→ **Righe di origine**:
◆ ◆ ◆ ◆ ◆ ◆ ◆

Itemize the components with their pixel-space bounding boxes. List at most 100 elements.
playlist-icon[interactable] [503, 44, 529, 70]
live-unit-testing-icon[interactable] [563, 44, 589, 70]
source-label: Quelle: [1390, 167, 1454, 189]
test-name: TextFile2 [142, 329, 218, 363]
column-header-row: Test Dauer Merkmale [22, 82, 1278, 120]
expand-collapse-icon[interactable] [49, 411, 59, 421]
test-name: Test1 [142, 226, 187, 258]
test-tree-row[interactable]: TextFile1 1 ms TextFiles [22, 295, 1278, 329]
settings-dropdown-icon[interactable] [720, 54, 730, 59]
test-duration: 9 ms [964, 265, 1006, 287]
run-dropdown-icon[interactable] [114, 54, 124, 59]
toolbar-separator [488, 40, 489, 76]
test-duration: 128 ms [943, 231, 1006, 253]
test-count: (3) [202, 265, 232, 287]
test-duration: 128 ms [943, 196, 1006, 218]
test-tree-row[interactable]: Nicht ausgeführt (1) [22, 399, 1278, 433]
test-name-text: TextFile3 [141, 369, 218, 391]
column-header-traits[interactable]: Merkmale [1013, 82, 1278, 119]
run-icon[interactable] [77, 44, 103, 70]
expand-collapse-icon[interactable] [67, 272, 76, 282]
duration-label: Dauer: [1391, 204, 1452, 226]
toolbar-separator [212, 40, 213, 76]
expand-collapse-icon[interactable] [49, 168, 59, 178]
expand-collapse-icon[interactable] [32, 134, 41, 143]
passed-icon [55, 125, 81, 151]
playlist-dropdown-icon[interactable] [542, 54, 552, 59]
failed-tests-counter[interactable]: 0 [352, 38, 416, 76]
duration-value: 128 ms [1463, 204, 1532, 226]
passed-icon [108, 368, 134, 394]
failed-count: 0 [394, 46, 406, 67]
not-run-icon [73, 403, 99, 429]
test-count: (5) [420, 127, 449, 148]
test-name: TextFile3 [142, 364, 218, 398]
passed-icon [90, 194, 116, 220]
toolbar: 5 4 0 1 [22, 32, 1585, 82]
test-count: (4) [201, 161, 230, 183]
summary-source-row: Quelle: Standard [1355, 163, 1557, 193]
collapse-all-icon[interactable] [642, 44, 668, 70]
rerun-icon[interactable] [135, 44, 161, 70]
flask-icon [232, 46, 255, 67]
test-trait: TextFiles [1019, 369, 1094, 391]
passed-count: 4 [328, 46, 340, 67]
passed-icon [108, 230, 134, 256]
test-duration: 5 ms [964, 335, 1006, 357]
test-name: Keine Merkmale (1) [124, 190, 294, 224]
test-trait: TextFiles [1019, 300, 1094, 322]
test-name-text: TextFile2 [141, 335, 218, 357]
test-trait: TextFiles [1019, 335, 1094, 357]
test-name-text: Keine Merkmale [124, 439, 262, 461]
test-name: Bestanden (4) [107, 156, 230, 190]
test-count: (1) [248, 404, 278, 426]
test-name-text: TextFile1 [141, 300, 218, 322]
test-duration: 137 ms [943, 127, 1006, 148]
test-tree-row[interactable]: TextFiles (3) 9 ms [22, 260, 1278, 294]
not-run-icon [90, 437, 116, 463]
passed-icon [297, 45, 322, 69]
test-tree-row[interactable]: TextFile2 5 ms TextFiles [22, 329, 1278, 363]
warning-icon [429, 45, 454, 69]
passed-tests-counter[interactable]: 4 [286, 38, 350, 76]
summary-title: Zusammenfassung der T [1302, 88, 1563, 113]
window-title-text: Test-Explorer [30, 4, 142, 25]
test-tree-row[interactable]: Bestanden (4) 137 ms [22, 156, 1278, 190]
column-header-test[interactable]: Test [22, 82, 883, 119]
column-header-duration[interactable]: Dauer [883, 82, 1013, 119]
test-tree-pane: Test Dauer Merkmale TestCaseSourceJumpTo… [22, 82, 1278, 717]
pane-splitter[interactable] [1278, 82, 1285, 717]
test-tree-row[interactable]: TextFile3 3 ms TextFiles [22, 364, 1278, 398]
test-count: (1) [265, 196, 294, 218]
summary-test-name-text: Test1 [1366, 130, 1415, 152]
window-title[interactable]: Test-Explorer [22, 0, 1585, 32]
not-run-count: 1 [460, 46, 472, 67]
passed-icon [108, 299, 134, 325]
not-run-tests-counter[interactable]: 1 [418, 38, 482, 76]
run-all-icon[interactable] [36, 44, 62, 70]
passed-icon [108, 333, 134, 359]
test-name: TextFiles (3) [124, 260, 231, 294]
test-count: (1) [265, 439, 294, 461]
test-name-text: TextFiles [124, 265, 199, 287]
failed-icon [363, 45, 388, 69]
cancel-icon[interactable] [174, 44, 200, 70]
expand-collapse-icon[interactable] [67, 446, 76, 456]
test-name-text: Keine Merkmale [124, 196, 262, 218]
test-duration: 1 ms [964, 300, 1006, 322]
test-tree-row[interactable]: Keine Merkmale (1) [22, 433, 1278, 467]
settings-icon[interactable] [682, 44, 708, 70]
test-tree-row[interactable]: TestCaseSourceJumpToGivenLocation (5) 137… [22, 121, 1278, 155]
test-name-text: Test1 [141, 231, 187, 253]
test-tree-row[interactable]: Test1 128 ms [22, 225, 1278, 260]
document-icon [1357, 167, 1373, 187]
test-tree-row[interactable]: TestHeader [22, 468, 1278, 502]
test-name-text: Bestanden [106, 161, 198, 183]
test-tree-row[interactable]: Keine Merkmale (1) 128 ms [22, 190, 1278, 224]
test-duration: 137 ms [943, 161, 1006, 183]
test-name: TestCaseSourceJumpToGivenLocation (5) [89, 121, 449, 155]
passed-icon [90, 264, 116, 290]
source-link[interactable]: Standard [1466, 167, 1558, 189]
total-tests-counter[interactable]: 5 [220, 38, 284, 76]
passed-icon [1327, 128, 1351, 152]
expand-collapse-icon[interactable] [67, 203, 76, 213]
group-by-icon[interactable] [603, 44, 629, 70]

◆ ◆ ◆ ◆ ◆ ◆ ◆

→ **Descrizione dell'esercizio**: Rinomina "passed-icon" in "success-icon" in tutte le righe qui sopra e riporta le righe lasciando invariato tutto il resto.

→ **Risposta scritta**:
Itemize the components with their pixel-space bounding boxes. List at most 100 elements.
playlist-icon[interactable] [503, 44, 529, 70]
live-unit-testing-icon[interactable] [563, 44, 589, 70]
source-label: Quelle: [1390, 167, 1454, 189]
test-name: TextFile2 [142, 329, 218, 363]
column-header-row: Test Dauer Merkmale [22, 82, 1278, 120]
expand-collapse-icon[interactable] [49, 411, 59, 421]
test-name: Test1 [142, 226, 187, 258]
test-tree-row[interactable]: TextFile1 1 ms TextFiles [22, 295, 1278, 329]
settings-dropdown-icon[interactable] [720, 54, 730, 59]
test-duration: 9 ms [964, 265, 1006, 287]
run-dropdown-icon[interactable] [114, 54, 124, 59]
toolbar-separator [488, 40, 489, 76]
test-duration: 128 ms [943, 231, 1006, 253]
test-count: (3) [202, 265, 232, 287]
test-duration: 128 ms [943, 196, 1006, 218]
test-tree-row[interactable]: Nicht ausgeführt (1) [22, 399, 1278, 433]
test-name-text: TextFile3 [141, 369, 218, 391]
column-header-traits[interactable]: Merkmale [1013, 82, 1278, 119]
run-icon[interactable] [77, 44, 103, 70]
expand-collapse-icon[interactable] [67, 272, 76, 282]
duration-label: Dauer: [1391, 204, 1452, 226]
toolbar-separator [212, 40, 213, 76]
expand-collapse-icon[interactable] [49, 168, 59, 178]
expand-collapse-icon[interactable] [32, 134, 41, 143]
success-icon [55, 125, 81, 151]
playlist-dropdown-icon[interactable] [542, 54, 552, 59]
failed-tests-counter[interactable]: 0 [352, 38, 416, 76]
duration-value: 128 ms [1463, 204, 1532, 226]
success-icon [108, 368, 134, 394]
failed-count: 0 [394, 46, 406, 67]
not-run-icon [73, 403, 99, 429]
test-count: (5) [420, 127, 449, 148]
test-name: TextFile3 [142, 364, 218, 398]
success-icon [90, 194, 116, 220]
toolbar: 5 4 0 1 [22, 32, 1585, 82]
test-count: (4) [201, 161, 230, 183]
summary-source-row: Quelle: Standard [1355, 163, 1557, 193]
collapse-all-icon[interactable] [642, 44, 668, 70]
rerun-icon[interactable] [135, 44, 161, 70]
flask-icon [232, 46, 255, 67]
test-trait: TextFiles [1019, 369, 1094, 391]
passed-count: 4 [328, 46, 340, 67]
success-icon [108, 230, 134, 256]
test-duration: 5 ms [964, 335, 1006, 357]
test-name: Keine Merkmale (1) [124, 190, 294, 224]
test-trait: TextFiles [1019, 300, 1094, 322]
test-name-text: TextFile2 [141, 335, 218, 357]
test-trait: TextFiles [1019, 335, 1094, 357]
test-name-text: Keine Merkmale [124, 439, 262, 461]
test-name: Bestanden (4) [107, 156, 230, 190]
test-count: (1) [248, 404, 278, 426]
test-name-text: TextFile1 [141, 300, 218, 322]
test-duration: 137 ms [943, 127, 1006, 148]
test-tree-row[interactable]: TextFiles (3) 9 ms [22, 260, 1278, 294]
not-run-icon [90, 437, 116, 463]
success-icon [297, 45, 322, 69]
test-tree-row[interactable]: TextFile2 5 ms TextFiles [22, 329, 1278, 363]
warning-icon [429, 45, 454, 69]
passed-tests-counter[interactable]: 4 [286, 38, 350, 76]
summary-title: Zusammenfassung der T [1302, 88, 1563, 113]
window-title-text: Test-Explorer [30, 4, 142, 25]
test-tree-row[interactable]: Bestanden (4) 137 ms [22, 156, 1278, 190]
column-header-test[interactable]: Test [22, 82, 883, 119]
column-header-duration[interactable]: Dauer [883, 82, 1013, 119]
test-tree-pane: Test Dauer Merkmale TestCaseSourceJumpTo… [22, 82, 1278, 717]
pane-splitter[interactable] [1278, 82, 1285, 717]
test-tree-row[interactable]: TextFile3 3 ms TextFiles [22, 364, 1278, 398]
test-count: (1) [265, 196, 294, 218]
summary-test-name-text: Test1 [1366, 130, 1415, 152]
window-title[interactable]: Test-Explorer [22, 0, 1585, 32]
not-run-count: 1 [460, 46, 472, 67]
success-icon [108, 299, 134, 325]
not-run-tests-counter[interactable]: 1 [418, 38, 482, 76]
run-all-icon[interactable] [36, 44, 62, 70]
success-icon [108, 333, 134, 359]
test-name: TextFiles (3) [124, 260, 231, 294]
test-count: (1) [265, 439, 294, 461]
test-name-text: TextFiles [124, 265, 199, 287]
failed-icon [363, 45, 388, 69]
cancel-icon[interactable] [174, 44, 200, 70]
expand-collapse-icon[interactable] [67, 446, 76, 456]
test-name-text: Keine Merkmale [124, 196, 262, 218]
test-duration: 1 ms [964, 300, 1006, 322]
test-tree-row[interactable]: Keine Merkmale (1) [22, 433, 1278, 467]
settings-icon[interactable] [682, 44, 708, 70]
test-tree-row[interactable]: TestCaseSourceJumpToGivenLocation (5) 137… [22, 121, 1278, 155]
test-name-text: Test1 [141, 231, 187, 253]
test-tree-row[interactable]: Test1 128 ms [22, 225, 1278, 260]
document-icon [1357, 167, 1373, 187]
test-tree-row[interactable]: TestHeader [22, 468, 1278, 502]
test-name-text: Bestanden [106, 161, 198, 183]
test-tree-row[interactable]: Keine Merkmale (1) 128 ms [22, 190, 1278, 224]
test-duration: 137 ms [943, 161, 1006, 183]
test-name: TestCaseSourceJumpToGivenLocation (5) [89, 121, 449, 155]
success-icon [90, 264, 116, 290]
source-link[interactable]: Standard [1466, 167, 1558, 189]
total-tests-counter[interactable]: 5 [220, 38, 284, 76]
success-icon [1327, 128, 1351, 152]
expand-collapse-icon[interactable] [67, 203, 76, 213]
group-by-icon[interactable] [603, 44, 629, 70]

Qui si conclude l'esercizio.